* _THE REQUEST_
Please rewrite the records below, changing every "y-axis-tick-label" to "vertical-axis-label" and leaving everything else as it is. Omit the pictures from your answer.

─── DATASET RECORDS

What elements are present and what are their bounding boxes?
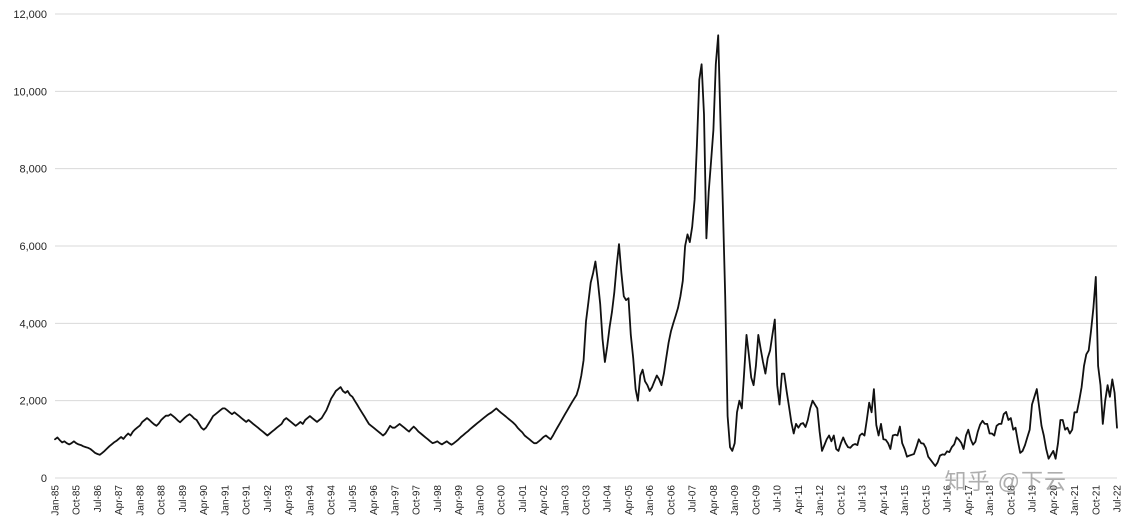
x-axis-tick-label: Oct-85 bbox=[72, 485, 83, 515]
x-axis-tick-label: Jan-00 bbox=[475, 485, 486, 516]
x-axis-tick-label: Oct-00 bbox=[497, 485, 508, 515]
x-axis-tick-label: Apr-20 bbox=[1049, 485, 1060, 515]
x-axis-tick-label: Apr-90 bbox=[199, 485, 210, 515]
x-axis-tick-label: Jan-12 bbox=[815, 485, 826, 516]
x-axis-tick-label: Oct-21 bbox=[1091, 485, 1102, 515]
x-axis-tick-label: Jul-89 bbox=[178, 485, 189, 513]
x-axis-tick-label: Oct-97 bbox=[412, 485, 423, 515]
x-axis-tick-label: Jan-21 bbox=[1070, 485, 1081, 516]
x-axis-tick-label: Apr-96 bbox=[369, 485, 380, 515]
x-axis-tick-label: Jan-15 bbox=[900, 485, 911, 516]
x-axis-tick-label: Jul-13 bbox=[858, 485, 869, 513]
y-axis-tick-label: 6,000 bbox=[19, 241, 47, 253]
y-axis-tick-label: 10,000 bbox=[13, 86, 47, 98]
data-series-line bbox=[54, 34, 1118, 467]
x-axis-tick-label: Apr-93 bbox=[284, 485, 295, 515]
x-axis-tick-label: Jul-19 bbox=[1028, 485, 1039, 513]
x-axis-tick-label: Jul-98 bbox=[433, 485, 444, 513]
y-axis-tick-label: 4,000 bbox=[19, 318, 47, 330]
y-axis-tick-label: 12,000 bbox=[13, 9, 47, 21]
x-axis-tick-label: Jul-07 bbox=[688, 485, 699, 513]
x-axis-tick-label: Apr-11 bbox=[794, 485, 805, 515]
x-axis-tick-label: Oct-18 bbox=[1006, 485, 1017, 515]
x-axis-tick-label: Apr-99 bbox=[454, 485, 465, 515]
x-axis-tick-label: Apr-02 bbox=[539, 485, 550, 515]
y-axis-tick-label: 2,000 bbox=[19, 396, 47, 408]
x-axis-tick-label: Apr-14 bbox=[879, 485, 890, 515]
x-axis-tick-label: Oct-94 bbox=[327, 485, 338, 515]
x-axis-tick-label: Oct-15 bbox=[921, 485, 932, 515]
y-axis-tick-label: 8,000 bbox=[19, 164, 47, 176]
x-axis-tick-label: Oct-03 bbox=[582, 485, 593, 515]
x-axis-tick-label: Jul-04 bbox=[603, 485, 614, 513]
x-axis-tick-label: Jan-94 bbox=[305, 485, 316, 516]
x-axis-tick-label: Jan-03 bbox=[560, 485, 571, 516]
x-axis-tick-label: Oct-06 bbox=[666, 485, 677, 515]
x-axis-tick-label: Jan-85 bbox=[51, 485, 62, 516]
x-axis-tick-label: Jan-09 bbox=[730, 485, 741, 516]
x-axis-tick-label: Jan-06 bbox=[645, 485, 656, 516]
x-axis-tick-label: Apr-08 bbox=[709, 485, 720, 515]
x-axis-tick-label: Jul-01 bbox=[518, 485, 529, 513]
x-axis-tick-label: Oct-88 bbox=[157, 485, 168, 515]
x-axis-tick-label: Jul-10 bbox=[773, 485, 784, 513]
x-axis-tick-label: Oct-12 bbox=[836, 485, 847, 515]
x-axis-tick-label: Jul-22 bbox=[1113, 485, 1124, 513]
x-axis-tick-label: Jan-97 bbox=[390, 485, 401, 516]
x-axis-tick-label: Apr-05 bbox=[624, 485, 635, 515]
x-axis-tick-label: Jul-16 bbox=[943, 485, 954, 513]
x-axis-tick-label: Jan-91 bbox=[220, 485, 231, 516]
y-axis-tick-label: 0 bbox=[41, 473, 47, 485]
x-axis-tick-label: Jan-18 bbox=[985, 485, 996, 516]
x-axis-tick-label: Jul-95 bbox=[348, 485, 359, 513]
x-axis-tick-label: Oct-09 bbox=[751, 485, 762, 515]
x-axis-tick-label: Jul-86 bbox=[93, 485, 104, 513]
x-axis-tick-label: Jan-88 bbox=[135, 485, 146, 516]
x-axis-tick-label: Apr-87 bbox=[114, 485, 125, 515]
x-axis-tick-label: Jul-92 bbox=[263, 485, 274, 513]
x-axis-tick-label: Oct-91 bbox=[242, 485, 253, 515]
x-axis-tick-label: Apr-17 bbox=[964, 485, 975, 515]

──────

* _FULL RESPONSE_
What elements are present and what are their bounding boxes?
x-axis-tick-label: Oct-85 bbox=[72, 485, 83, 515]
x-axis-tick-label: Jan-00 bbox=[475, 485, 486, 516]
x-axis-tick-label: Oct-00 bbox=[497, 485, 508, 515]
x-axis-tick-label: Apr-20 bbox=[1049, 485, 1060, 515]
x-axis-tick-label: Apr-90 bbox=[199, 485, 210, 515]
x-axis-tick-label: Jan-12 bbox=[815, 485, 826, 516]
x-axis-tick-label: Oct-21 bbox=[1091, 485, 1102, 515]
x-axis-tick-label: Jul-89 bbox=[178, 485, 189, 513]
x-axis-tick-label: Oct-97 bbox=[412, 485, 423, 515]
x-axis-tick-label: Jan-21 bbox=[1070, 485, 1081, 516]
x-axis-tick-label: Apr-96 bbox=[369, 485, 380, 515]
x-axis-tick-label: Jan-15 bbox=[900, 485, 911, 516]
x-axis-tick-label: Jul-13 bbox=[858, 485, 869, 513]
vertical-axis-label: 6,000 bbox=[19, 241, 47, 253]
vertical-axis-label: 10,000 bbox=[13, 86, 47, 98]
data-series-line bbox=[54, 34, 1118, 467]
x-axis-tick-label: Apr-93 bbox=[284, 485, 295, 515]
x-axis-tick-label: Jul-19 bbox=[1028, 485, 1039, 513]
x-axis-tick-label: Jul-98 bbox=[433, 485, 444, 513]
vertical-axis-label: 4,000 bbox=[19, 318, 47, 330]
vertical-axis-label: 12,000 bbox=[13, 9, 47, 21]
x-axis-tick-label: Jul-07 bbox=[688, 485, 699, 513]
x-axis-tick-label: Apr-11 bbox=[794, 485, 805, 515]
x-axis-tick-label: Oct-18 bbox=[1006, 485, 1017, 515]
x-axis-tick-label: Apr-99 bbox=[454, 485, 465, 515]
x-axis-tick-label: Apr-02 bbox=[539, 485, 550, 515]
vertical-axis-label: 2,000 bbox=[19, 396, 47, 408]
x-axis-tick-label: Apr-14 bbox=[879, 485, 890, 515]
x-axis-tick-label: Oct-94 bbox=[327, 485, 338, 515]
x-axis-tick-label: Oct-15 bbox=[921, 485, 932, 515]
vertical-axis-label: 8,000 bbox=[19, 164, 47, 176]
x-axis-tick-label: Oct-03 bbox=[582, 485, 593, 515]
x-axis-tick-label: Jul-04 bbox=[603, 485, 614, 513]
x-axis-tick-label: Jan-94 bbox=[305, 485, 316, 516]
x-axis-tick-label: Jan-03 bbox=[560, 485, 571, 516]
x-axis-tick-label: Oct-06 bbox=[666, 485, 677, 515]
x-axis-tick-label: Jan-85 bbox=[51, 485, 62, 516]
x-axis-tick-label: Jan-09 bbox=[730, 485, 741, 516]
x-axis-tick-label: Jan-06 bbox=[645, 485, 656, 516]
x-axis-tick-label: Apr-08 bbox=[709, 485, 720, 515]
x-axis-tick-label: Jul-01 bbox=[518, 485, 529, 513]
x-axis-tick-label: Oct-88 bbox=[157, 485, 168, 515]
x-axis-tick-label: Jul-10 bbox=[773, 485, 784, 513]
x-axis-tick-label: Oct-12 bbox=[836, 485, 847, 515]
x-axis-tick-label: Jul-22 bbox=[1113, 485, 1124, 513]
x-axis-tick-label: Jan-97 bbox=[390, 485, 401, 516]
x-axis-tick-label: Apr-05 bbox=[624, 485, 635, 515]
x-axis-tick-label: Jul-16 bbox=[943, 485, 954, 513]
x-axis-tick-label: Jan-91 bbox=[220, 485, 231, 516]
vertical-axis-label: 0 bbox=[41, 473, 47, 485]
x-axis-tick-label: Jan-18 bbox=[985, 485, 996, 516]
x-axis-tick-label: Jul-95 bbox=[348, 485, 359, 513]
x-axis-tick-label: Oct-09 bbox=[751, 485, 762, 515]
x-axis-tick-label: Jul-86 bbox=[93, 485, 104, 513]
x-axis-tick-label: Jan-88 bbox=[135, 485, 146, 516]
x-axis-tick-label: Apr-87 bbox=[114, 485, 125, 515]
x-axis-tick-label: Jul-92 bbox=[263, 485, 274, 513]
x-axis-tick-label: Oct-91 bbox=[242, 485, 253, 515]
x-axis-tick-label: Apr-17 bbox=[964, 485, 975, 515]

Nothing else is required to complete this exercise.